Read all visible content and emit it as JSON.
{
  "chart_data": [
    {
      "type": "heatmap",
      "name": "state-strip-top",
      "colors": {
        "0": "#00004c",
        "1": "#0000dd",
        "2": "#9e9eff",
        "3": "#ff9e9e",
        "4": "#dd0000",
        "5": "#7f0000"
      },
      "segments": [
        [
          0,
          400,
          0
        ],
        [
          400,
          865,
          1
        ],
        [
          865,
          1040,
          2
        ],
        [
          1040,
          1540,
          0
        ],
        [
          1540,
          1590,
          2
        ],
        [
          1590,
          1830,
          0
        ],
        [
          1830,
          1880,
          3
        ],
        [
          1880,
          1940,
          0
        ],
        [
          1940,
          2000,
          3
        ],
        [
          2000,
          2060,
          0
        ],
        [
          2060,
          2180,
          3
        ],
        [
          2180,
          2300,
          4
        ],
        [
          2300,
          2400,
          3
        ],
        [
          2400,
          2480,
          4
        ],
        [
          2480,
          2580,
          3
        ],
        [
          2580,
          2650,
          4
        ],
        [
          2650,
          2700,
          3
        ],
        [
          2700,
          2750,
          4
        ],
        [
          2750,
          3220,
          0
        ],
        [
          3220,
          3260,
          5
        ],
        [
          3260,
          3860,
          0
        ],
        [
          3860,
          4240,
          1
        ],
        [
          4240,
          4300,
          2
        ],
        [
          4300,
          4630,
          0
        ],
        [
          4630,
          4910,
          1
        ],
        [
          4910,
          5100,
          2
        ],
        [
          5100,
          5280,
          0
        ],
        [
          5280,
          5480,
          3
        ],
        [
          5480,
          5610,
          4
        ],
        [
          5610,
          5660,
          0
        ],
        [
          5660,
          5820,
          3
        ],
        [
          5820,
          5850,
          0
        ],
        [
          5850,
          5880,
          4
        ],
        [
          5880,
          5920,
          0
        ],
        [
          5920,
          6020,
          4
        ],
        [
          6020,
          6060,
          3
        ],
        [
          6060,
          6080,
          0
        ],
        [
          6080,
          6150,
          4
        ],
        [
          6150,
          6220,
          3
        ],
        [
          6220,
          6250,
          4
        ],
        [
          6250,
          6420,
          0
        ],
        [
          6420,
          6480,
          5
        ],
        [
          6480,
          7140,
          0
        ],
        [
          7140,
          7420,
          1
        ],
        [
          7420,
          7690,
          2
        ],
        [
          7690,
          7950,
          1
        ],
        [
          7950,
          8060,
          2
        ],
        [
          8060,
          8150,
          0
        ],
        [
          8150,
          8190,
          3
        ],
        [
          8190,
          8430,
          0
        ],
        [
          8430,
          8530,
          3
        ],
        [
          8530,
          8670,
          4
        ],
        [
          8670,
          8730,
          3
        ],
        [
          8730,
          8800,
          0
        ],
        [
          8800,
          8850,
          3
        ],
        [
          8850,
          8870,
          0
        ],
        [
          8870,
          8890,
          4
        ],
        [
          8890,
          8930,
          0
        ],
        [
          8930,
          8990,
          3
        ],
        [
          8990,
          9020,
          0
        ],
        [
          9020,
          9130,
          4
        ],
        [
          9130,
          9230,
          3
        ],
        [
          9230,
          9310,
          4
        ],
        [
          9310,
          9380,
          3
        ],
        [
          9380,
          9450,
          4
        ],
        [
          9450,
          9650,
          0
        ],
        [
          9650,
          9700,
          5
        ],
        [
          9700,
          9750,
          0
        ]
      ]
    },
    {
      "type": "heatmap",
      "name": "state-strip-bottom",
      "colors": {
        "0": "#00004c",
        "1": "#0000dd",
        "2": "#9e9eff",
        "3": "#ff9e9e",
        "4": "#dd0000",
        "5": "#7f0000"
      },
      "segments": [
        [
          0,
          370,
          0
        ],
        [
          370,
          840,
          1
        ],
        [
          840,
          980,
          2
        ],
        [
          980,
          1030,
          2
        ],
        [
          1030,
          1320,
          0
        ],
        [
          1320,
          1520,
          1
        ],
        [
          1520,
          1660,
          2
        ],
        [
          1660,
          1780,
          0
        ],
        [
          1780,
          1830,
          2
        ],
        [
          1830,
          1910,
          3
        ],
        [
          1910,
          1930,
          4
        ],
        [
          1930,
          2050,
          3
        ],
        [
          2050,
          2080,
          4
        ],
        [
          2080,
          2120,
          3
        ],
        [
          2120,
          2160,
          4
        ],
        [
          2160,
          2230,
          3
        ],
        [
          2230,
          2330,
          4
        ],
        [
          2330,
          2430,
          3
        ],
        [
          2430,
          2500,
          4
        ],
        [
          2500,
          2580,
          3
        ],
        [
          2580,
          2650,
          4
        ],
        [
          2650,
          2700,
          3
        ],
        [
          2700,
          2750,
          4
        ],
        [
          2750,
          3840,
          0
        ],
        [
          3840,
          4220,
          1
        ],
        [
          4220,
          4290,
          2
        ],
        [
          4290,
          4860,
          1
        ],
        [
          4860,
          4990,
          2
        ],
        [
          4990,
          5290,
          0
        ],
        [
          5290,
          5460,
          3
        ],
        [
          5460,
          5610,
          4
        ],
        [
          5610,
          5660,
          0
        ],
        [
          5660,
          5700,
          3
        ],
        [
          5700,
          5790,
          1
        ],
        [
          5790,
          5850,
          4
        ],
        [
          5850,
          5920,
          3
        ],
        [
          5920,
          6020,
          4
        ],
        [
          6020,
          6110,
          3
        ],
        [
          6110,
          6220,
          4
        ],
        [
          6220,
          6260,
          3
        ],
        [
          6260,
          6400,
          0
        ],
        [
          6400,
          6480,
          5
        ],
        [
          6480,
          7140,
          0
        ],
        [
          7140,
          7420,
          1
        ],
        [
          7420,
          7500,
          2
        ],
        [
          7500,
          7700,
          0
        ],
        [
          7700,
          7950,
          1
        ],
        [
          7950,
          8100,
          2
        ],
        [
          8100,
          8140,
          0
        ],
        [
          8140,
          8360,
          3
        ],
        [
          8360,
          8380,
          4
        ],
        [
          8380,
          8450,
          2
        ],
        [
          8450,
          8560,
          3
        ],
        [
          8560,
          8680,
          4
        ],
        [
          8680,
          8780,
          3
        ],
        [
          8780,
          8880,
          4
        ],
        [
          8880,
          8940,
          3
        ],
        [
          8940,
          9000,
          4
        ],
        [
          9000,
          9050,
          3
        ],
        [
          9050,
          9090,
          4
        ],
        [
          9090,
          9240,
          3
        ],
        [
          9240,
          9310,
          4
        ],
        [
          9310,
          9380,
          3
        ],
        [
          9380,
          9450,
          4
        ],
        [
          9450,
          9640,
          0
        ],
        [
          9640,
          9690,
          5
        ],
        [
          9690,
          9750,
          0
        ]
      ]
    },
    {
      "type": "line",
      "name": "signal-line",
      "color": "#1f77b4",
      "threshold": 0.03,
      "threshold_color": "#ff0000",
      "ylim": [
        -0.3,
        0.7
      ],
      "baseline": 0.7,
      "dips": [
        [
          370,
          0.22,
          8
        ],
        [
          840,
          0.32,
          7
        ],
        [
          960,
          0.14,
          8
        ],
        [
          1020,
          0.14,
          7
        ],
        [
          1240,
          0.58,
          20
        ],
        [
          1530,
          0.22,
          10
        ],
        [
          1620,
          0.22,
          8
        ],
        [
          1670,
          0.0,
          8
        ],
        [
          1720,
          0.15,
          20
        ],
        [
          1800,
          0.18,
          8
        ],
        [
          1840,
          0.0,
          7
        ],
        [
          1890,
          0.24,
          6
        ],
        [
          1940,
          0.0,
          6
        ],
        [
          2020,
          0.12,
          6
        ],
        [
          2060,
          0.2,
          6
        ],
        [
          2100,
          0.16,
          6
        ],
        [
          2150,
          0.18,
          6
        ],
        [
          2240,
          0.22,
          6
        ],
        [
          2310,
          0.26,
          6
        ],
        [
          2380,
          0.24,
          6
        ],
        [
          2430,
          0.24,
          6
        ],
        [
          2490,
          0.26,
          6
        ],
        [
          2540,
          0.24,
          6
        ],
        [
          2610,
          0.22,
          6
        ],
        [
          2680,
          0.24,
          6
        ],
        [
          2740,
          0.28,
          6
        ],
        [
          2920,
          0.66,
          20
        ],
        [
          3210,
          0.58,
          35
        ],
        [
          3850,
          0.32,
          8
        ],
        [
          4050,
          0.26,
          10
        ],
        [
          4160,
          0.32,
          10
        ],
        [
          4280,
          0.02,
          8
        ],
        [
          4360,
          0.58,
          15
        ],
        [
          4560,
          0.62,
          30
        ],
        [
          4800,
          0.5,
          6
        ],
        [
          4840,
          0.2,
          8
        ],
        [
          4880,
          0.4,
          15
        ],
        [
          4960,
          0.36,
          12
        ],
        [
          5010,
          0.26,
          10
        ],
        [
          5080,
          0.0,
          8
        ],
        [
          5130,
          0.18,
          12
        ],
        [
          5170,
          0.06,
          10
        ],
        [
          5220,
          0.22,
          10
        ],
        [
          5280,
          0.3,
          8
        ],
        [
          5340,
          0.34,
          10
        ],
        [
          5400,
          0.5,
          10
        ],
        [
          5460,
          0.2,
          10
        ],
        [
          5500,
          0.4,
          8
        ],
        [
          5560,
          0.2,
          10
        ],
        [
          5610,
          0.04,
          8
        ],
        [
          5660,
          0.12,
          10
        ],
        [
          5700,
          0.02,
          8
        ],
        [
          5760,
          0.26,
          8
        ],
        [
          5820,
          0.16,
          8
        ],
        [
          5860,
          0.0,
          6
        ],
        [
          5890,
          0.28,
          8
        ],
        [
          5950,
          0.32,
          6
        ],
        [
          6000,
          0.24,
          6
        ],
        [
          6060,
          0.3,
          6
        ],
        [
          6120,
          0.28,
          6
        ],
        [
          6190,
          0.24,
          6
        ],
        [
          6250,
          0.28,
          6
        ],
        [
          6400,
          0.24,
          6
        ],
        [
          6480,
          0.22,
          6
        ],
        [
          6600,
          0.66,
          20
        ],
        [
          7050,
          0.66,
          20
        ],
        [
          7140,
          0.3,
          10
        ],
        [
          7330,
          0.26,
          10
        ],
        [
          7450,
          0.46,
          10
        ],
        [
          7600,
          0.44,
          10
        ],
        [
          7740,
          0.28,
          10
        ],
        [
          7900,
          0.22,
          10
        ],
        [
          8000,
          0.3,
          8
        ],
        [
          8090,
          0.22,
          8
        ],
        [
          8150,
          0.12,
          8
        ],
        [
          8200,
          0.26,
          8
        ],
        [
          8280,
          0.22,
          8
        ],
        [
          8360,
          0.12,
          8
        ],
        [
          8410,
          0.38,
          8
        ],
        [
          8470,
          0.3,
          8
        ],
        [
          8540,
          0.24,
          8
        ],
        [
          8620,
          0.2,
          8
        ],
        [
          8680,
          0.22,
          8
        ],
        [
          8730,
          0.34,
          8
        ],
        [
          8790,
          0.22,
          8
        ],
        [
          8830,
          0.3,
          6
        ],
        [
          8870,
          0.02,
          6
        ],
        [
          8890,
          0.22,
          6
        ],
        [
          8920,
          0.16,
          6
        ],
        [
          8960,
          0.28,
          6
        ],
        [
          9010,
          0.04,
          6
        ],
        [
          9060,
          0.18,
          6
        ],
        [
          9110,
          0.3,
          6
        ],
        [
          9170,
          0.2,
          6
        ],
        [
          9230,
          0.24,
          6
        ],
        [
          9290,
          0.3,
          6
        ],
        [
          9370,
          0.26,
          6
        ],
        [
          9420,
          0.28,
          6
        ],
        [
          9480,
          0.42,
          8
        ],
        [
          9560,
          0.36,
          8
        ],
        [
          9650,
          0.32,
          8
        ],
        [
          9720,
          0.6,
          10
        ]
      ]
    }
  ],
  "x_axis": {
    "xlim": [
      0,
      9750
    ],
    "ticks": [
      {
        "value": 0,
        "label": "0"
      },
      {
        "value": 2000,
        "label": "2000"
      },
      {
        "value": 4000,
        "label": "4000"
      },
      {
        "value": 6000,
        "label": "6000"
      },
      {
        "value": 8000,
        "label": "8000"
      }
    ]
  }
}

• [Instructions to follow]: Copy all the lines above that hold the string "value".

• [Task response]:
        "value": 0,
        "value": 2000,
        "value": 4000,
        "value": 6000,
        "value": 8000,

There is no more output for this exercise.